▶ _Records that describe figures_:
+ + +
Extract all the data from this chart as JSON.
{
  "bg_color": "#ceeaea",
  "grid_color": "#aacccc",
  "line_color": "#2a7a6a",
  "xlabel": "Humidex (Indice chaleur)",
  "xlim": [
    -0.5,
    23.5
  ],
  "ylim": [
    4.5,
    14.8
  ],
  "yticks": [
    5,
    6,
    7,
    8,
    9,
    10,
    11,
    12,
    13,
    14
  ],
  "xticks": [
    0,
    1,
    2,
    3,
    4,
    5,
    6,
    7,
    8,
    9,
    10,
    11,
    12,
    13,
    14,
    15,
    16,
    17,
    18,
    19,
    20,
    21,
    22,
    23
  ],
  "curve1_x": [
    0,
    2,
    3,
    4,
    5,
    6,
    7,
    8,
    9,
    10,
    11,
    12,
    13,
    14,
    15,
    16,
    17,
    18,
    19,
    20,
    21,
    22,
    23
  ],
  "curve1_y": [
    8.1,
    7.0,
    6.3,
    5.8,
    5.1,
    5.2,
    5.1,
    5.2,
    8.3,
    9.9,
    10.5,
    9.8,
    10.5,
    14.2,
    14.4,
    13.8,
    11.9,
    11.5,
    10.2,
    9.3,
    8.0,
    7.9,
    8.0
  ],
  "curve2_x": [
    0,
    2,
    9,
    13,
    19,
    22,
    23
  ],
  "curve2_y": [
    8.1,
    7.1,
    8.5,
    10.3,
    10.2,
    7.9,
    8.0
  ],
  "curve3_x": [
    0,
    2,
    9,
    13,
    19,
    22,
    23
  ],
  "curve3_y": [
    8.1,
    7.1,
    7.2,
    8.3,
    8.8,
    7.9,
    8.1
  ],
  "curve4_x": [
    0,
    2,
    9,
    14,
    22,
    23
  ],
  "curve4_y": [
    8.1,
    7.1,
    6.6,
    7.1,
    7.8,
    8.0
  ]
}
+ + +
▶ _Task details_:
Give all the entries again exactly; leave none out.

▶ _Result below_:
Extract all the data from this chart as JSON.
{
  "bg_color": "#ceeaea",
  "grid_color": "#aacccc",
  "line_color": "#2a7a6a",
  "xlabel": "Humidex (Indice chaleur)",
  "xlim": [
    -0.5,
    23.5
  ],
  "ylim": [
    4.5,
    14.8
  ],
  "yticks": [
    5,
    6,
    7,
    8,
    9,
    10,
    11,
    12,
    13,
    14
  ],
  "xticks": [
    0,
    1,
    2,
    3,
    4,
    5,
    6,
    7,
    8,
    9,
    10,
    11,
    12,
    13,
    14,
    15,
    16,
    17,
    18,
    19,
    20,
    21,
    22,
    23
  ],
  "curve1_x": [
    0,
    2,
    3,
    4,
    5,
    6,
    7,
    8,
    9,
    10,
    11,
    12,
    13,
    14,
    15,
    16,
    17,
    18,
    19,
    20,
    21,
    22,
    23
  ],
  "curve1_y": [
    8.1,
    7.0,
    6.3,
    5.8,
    5.1,
    5.2,
    5.1,
    5.2,
    8.3,
    9.9,
    10.5,
    9.8,
    10.5,
    14.2,
    14.4,
    13.8,
    11.9,
    11.5,
    10.2,
    9.3,
    8.0,
    7.9,
    8.0
  ],
  "curve2_x": [
    0,
    2,
    9,
    13,
    19,
    22,
    23
  ],
  "curve2_y": [
    8.1,
    7.1,
    8.5,
    10.3,
    10.2,
    7.9,
    8.0
  ],
  "curve3_x": [
    0,
    2,
    9,
    13,
    19,
    22,
    23
  ],
  "curve3_y": [
    8.1,
    7.1,
    7.2,
    8.3,
    8.8,
    7.9,
    8.1
  ],
  "curve4_x": [
    0,
    2,
    9,
    14,
    22,
    23
  ],
  "curve4_y": [
    8.1,
    7.1,
    6.6,
    7.1,
    7.8,
    8.0
  ]
}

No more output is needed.